Extracted records:
+===+

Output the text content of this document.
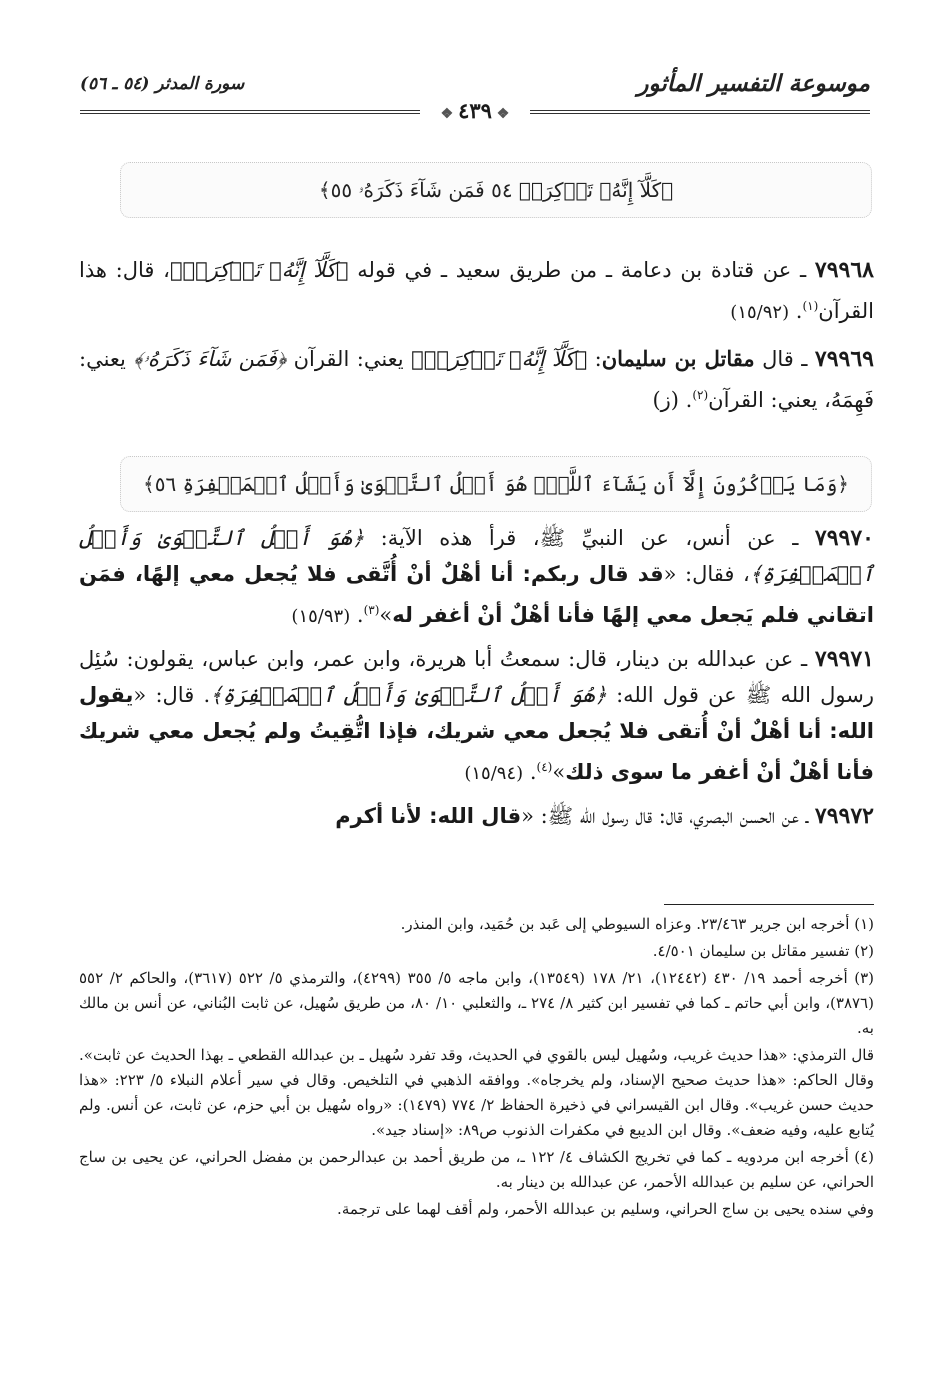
موسوعة التفسير المأثور
سورة المدثر (٥٤ ـ ٥٦)
❖ ٤٣٩ ❖
﴿كَلَّآ إِنَّهُۥ تَذۡكِرَةٞ ٥٤ فَمَن شَآءَ ذَكَرَهُۥ ٥٥﴾

٧٩٩٦٨ ـ عن قتادة بن دعامة ـ من طريق سعيد ـ في قوله ﴿كَلَّآ إِنَّهُۥ تَذۡكِرَةٞ﴾، قال: هذا القرآن$^{(١)}$. (١٥/٩٢)

٧٩٩٦٩ ـ قال مقاتل بن سليمان: ﴿كَلَّآ إِنَّهُۥ تَذۡكِرَةٞ﴾ يعني: القرآن ﴿فَمَن شَآءَ ذَكَرَهُۥ﴾ يعني: فَهِمَهُ، يعني: القرآن$^{(٢)}$. (ز)

﴿وَمَا يَذۡكُرُونَ إِلَّآ أَن يَشَآءَ ٱللَّهُۚ هُوَ أَهۡلُ ٱلتَّقۡوَىٰ وَأَهۡلُ ٱلۡمَغۡفِرَةِ ٥٦﴾

٧٩٩٧٠ ـ عن أنس، عن النبيِّ ﷺ، قرأ هذه الآية: ﴿هُوَ أَهۡلُ ٱلتَّقۡوَىٰ وَأَهۡلُ ٱلۡمَغۡفِرَةِ﴾، فقال: «قد قال ربكم: أنا أهْلٌ أنْ أُتَّقى فلا يُجعل معي إلهًا، فمَن اتقاني فلم يَجعل معي إلهًا فأنا أهْلٌ أنْ أغفر له»$^{(٣)}$. (١٥/٩٣)

٧٩٩٧١ ـ عن عبدالله بن دينار، قال: سمعتُ أبا هريرة، وابن عمر، وابن عباس، يقولون: سُئِل رسول الله ﷺ عن قول الله: ﴿هُوَ أَهۡلُ ٱلتَّقۡوَىٰ وَأَهۡلُ ٱلۡمَغۡفِرَةِ﴾. قال: «يقول الله: أنا أهْلٌ أنْ أُتقى فلا يُجعل معي شريك، فإذا اتُّقِيتُ ولم يُجعل معي شريك فأنا أهْلٌ أنْ أغفر ما سوى ذلك»$^{(٤)}$. (١٥/٩٤)

٧٩٩٧٢ ـ عن الحسن البصري، قال: قال رسول الله ﷺ: «قال الله: لأنا أكرم

(١) أخرجه ابن جرير ٢٣/٤٦٣. وعزاه السيوطي إلى عَبد بن حُمَيد، وابن المنذر.

(٢) تفسير مقاتل بن سليمان ٤/٥٠١.

(٣) أخرجه أحمد ١٩/ ٤٣٠ (١٢٤٤٢)، ٢١/ ١٧٨ (١٣٥٤٩)، وابن ماجه ٥/ ٣٥٥ (٤٢٩٩)، والترمذي ٥/ ٥٢٢ (٣٦١٧)، والحاكم ٢/ ٥٥٢ (٣٨٧٦)، وابن أبي حاتم ـ كما في تفسير ابن كثير ٨/ ٢٧٤ ـ، والثعلبي ١٠/ ٨٠، من طريق سُهيل، عن ثابت البُناني، عن أنس بن مالك به.

قال الترمذي: «هذا حديث غريب، وسُهيل ليس بالقوي في الحديث، وقد تفرد سُهيل ـ بن عبدالله القطعي ـ بهذا الحديث عن ثابت». وقال الحاكم: «هذا حديث صحيح الإسناد، ولم يخرجاه». ووافقه الذهبي في التلخيص. وقال في سير أعلام النبلاء ٥/ ٢٢٣: «هذا حديث حسن غريب». وقال ابن القيسراني في ذخيرة الحفاظ ٢/ ٧٧٤ (١٤٧٩): «رواه سُهيل بن أبي حزم، عن ثابت، عن أنس. ولم يُتابع عليه، وفيه ضعف». وقال ابن الديبع في مكفرات الذنوب ص٨٩: «إسناد جيد».

(٤) أخرجه ابن مردويه ـ كما في تخريج الكشاف ٤/ ١٢٢ ـ، من طريق أحمد بن عبدالرحمن بن مفضل الحراني، عن يحيى بن ساج الحراني، عن سليم بن عبدالله الأحمر، عن عبدالله بن دينار به.

وفي سنده يحيى بن ساج الحراني، وسليم بن عبدالله الأحمر، ولم أقف لهما على ترجمة.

+===+

Exercise brief:
Find the lines holding "وابن" and list every one.

Reply:
٧٩٩٧١ ـ عن عبدالله بن دينار، قال: سمعتُ أبا هريرة، وابن عمر، وابن عباس، يقولون: سُئِل رسول الله ﷺ عن قول الله: ﴿هُوَ أَهۡلُ ٱلتَّقۡوَىٰ وَأَهۡلُ ٱلۡمَغۡفِرَةِ﴾. قال: «يقول الله: أنا أهْلٌ أنْ أُتقى فلا يُجعل معي شريك، فإذا اتُّقِيتُ ولم يُجعل معي شريك فأنا أهْلٌ أنْ أغفر ما سوى ذلك»$^{(٤)}$. (١٥/٩٤)
(١) أخرجه ابن جرير ٢٣/٤٦٣. وعزاه السيوطي إلى عَبد بن حُمَيد، وابن المنذر.
(٣) أخرجه أحمد ١٩/ ٤٣٠ (١٢٤٤٢)، ٢١/ ١٧٨ (١٣٥٤٩)، وابن ماجه ٥/ ٣٥٥ (٤٢٩٩)، والترمذي ٥/ ٥٢٢ (٣٦١٧)، والحاكم ٢/ ٥٥٢ (٣٨٧٦)، وابن أبي حاتم ـ كما في تفسير ابن كثير ٨/ ٢٧٤ ـ، والثعلبي ١٠/ ٨٠، من طريق سُهيل، عن ثابت البُناني، عن أنس بن مالك به.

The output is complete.